• [What to work on]: Each line of the listing that contains the word "一四三五" is to be copied.

• [Raw records]:

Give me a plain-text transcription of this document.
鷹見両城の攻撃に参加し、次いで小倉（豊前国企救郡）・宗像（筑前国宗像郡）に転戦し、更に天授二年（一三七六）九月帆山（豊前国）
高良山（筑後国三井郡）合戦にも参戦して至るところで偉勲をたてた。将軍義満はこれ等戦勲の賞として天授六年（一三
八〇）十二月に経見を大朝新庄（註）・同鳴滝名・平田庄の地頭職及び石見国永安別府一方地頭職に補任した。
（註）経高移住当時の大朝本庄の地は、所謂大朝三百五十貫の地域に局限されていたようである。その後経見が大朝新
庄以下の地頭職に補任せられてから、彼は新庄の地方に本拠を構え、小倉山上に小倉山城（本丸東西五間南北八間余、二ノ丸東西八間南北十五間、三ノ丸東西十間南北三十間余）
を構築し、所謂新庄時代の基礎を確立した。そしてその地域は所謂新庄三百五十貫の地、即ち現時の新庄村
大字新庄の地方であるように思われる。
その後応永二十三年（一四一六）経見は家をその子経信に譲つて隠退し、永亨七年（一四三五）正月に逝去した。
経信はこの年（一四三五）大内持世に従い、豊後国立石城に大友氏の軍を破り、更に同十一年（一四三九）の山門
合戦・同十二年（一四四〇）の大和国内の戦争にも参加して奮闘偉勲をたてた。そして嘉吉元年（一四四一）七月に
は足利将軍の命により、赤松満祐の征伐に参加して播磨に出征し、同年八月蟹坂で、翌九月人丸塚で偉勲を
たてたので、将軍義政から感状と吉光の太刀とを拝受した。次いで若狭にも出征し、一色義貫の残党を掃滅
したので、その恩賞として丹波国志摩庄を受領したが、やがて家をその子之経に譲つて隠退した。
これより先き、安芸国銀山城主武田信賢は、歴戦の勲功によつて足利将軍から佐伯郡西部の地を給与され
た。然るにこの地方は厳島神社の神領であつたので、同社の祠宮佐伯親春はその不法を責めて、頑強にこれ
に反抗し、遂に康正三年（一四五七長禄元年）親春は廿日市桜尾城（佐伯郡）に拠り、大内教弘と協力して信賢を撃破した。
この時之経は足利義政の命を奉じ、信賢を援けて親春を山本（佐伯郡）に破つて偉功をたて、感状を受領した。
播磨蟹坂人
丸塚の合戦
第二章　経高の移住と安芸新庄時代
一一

• [Task solution]:
その後応永二十三年（一四一六）経見は家をその子経信に譲つて隠退し、永亨七年（一四三五）正月に逝去した。
経信はこの年（一四三五）大内持世に従い、豊後国立石城に大友氏の軍を破り、更に同十一年（一四三九）の山門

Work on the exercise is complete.